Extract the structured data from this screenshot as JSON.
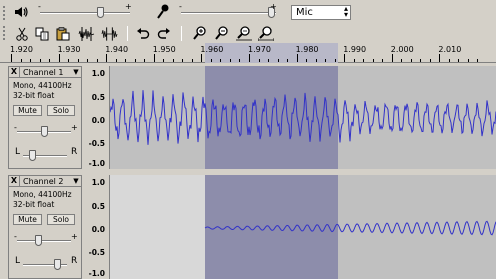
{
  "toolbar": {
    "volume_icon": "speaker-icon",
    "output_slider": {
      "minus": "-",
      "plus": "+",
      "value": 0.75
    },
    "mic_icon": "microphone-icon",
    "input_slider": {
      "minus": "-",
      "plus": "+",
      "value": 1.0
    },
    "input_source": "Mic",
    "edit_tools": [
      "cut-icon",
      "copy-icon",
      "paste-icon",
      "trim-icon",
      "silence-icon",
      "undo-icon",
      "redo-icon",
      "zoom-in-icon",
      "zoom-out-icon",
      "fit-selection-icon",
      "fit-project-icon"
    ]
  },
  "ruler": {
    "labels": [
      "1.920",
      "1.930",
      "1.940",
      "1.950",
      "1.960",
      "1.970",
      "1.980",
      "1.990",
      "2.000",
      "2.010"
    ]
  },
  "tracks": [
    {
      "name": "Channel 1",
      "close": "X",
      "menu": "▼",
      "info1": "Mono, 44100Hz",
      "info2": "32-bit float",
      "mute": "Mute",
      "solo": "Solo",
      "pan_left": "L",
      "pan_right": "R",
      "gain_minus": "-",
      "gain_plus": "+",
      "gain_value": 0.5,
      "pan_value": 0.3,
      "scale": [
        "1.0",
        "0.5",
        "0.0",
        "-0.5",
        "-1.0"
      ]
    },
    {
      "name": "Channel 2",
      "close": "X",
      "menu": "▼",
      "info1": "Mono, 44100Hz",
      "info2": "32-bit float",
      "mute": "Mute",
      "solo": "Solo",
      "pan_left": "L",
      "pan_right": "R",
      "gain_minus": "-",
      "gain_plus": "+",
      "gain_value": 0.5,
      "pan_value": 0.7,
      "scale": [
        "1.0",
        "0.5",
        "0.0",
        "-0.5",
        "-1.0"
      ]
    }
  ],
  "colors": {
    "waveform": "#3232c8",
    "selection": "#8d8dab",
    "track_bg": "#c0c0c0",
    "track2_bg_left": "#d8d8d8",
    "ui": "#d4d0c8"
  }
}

________________________

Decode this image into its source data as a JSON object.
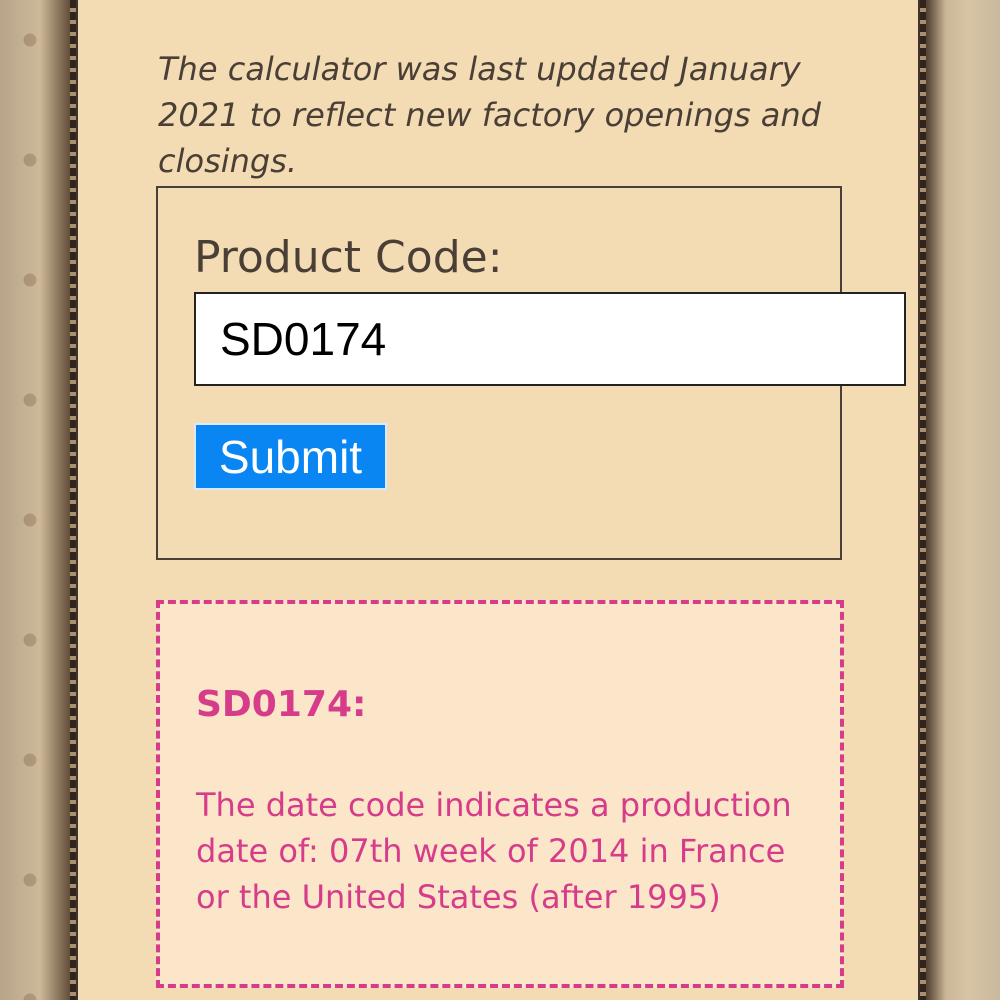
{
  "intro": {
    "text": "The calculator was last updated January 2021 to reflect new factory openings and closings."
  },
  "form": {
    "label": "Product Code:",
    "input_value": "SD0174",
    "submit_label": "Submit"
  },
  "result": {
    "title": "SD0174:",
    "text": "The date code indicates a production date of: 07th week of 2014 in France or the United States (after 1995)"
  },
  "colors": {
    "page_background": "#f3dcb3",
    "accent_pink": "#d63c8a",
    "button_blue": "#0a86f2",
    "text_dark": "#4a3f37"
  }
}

________________________

In the records above, find each line with the word "JSON" and copy it.

Solution
Extract the structured data from this screenshot as JSON.
Decode this image into its source data as a JSON object.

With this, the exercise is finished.